▸ Records provided:
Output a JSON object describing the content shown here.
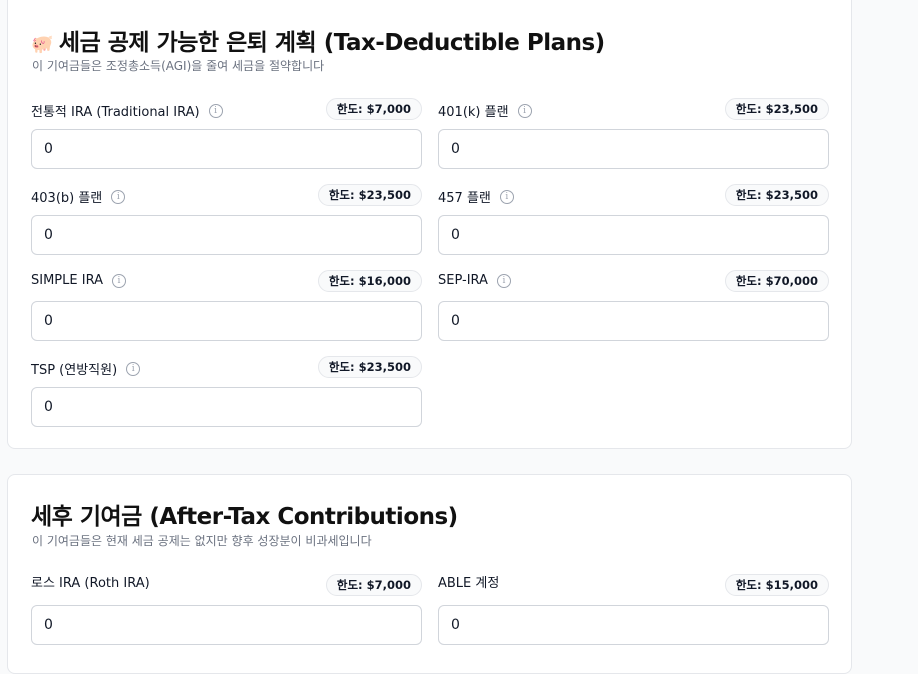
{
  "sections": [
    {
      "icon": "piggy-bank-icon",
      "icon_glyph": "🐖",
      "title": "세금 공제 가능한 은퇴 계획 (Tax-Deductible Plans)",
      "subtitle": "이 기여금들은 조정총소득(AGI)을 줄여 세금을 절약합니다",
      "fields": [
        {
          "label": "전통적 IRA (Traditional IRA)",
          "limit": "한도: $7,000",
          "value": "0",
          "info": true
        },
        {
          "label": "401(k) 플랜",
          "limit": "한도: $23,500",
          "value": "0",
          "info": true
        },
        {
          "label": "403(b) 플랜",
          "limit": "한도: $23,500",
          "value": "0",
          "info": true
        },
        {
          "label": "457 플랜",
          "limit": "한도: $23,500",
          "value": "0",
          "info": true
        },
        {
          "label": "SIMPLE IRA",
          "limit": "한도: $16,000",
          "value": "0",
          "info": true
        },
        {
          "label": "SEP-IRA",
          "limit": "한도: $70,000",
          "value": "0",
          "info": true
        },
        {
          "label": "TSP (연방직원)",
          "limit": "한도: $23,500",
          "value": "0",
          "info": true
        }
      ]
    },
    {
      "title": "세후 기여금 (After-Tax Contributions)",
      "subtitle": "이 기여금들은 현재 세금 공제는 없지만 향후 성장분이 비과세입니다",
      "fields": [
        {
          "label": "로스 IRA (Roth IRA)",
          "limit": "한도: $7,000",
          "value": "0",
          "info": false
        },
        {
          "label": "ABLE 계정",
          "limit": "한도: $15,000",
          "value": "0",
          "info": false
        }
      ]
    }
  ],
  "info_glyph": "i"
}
---
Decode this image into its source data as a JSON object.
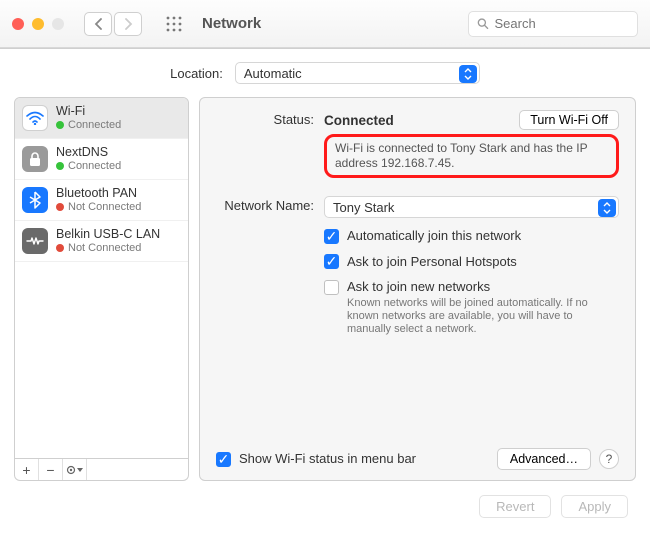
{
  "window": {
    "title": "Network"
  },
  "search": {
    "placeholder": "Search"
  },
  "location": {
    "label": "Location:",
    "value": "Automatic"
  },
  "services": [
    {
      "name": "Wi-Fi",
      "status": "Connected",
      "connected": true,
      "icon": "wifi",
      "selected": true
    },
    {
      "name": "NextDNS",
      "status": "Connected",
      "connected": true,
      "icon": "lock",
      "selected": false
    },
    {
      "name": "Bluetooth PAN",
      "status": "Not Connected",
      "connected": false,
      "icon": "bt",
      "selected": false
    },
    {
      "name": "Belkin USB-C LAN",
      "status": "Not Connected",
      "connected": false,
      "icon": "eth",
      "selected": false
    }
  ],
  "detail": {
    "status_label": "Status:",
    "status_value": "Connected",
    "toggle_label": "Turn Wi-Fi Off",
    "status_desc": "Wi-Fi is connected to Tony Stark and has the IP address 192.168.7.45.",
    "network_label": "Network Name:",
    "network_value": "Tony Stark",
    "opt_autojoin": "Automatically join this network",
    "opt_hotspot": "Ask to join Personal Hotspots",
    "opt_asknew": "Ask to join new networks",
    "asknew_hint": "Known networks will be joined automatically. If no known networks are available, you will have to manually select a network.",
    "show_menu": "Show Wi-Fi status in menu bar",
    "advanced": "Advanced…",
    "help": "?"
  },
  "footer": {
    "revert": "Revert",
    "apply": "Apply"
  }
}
...
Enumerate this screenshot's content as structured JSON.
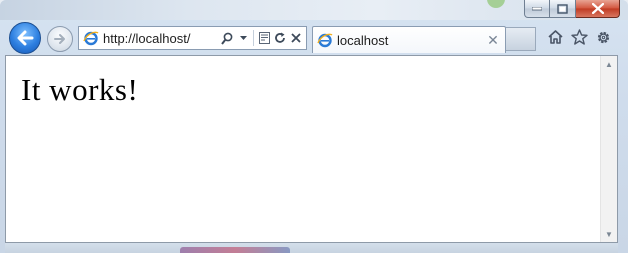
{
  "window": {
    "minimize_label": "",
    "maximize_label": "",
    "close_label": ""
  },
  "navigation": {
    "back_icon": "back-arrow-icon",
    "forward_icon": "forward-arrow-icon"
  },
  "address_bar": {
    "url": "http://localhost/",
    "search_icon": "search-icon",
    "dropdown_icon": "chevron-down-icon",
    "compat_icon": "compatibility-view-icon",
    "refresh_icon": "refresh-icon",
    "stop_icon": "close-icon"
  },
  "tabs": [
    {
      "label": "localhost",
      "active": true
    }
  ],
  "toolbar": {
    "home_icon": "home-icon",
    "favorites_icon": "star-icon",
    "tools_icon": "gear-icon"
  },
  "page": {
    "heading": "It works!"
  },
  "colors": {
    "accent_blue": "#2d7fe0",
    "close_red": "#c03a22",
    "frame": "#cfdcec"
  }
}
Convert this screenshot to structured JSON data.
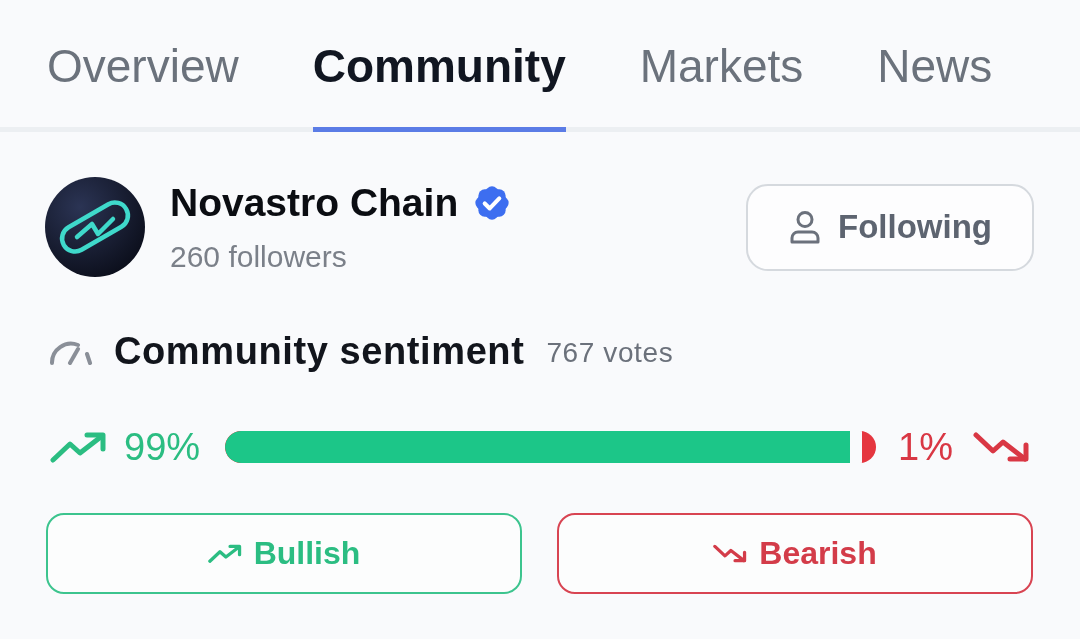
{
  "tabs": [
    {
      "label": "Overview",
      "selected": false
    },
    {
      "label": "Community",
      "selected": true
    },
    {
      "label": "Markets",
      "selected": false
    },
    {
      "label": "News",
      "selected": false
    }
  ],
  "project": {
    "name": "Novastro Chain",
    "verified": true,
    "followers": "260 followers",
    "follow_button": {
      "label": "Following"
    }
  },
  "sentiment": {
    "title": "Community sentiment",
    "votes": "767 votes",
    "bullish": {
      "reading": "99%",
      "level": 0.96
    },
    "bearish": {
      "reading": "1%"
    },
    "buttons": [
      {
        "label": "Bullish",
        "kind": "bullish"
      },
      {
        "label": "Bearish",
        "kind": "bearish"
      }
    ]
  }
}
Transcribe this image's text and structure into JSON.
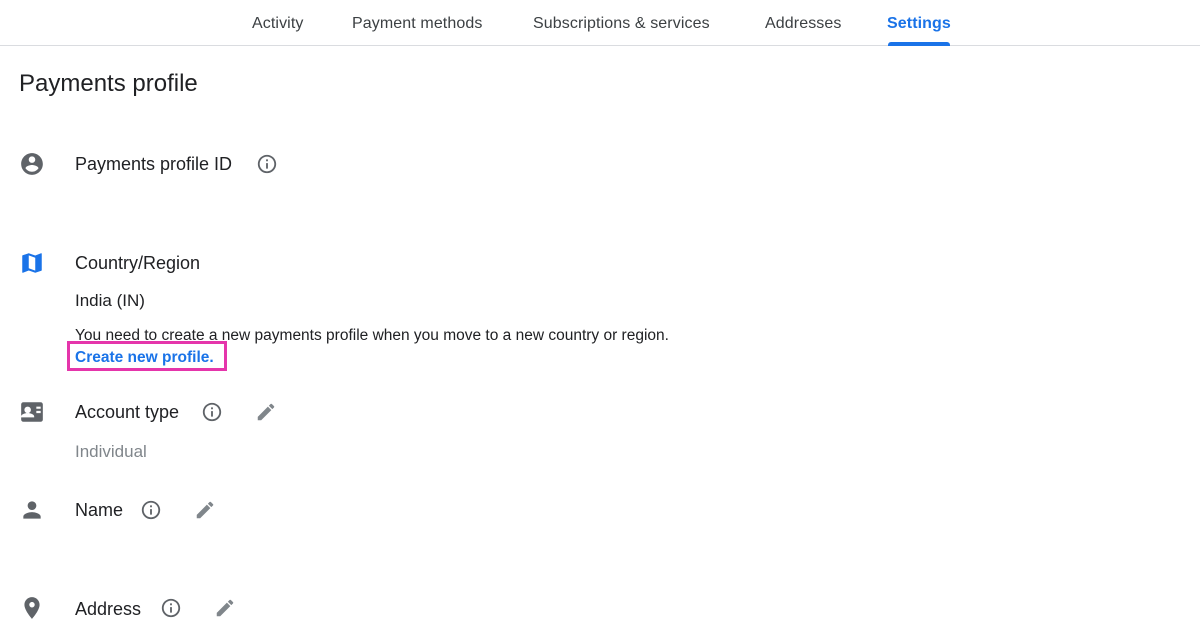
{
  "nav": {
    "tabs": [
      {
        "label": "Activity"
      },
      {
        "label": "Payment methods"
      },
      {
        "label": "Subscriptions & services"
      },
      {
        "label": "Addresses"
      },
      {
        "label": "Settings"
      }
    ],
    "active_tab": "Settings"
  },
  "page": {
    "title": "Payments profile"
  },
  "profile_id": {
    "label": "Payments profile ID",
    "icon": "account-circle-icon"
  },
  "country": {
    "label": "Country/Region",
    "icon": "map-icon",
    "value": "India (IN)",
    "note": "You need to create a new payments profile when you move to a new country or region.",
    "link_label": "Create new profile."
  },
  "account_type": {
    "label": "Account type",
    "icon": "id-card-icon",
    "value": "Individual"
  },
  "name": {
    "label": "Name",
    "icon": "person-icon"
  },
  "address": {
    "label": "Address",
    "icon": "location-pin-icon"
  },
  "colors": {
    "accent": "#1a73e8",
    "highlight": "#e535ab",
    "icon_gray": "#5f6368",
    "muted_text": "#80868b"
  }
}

▸ Instruction: List all lines above in which the string "JSON" appears.

▸ Correct output:
Output a JSON object describing the content shown here.
Decode this image into its source data as a JSON object.
Enumerate this screenshot's content as structured JSON.
Convert this screenshot to structured JSON data.
Transcribe this image's text and structure into JSON.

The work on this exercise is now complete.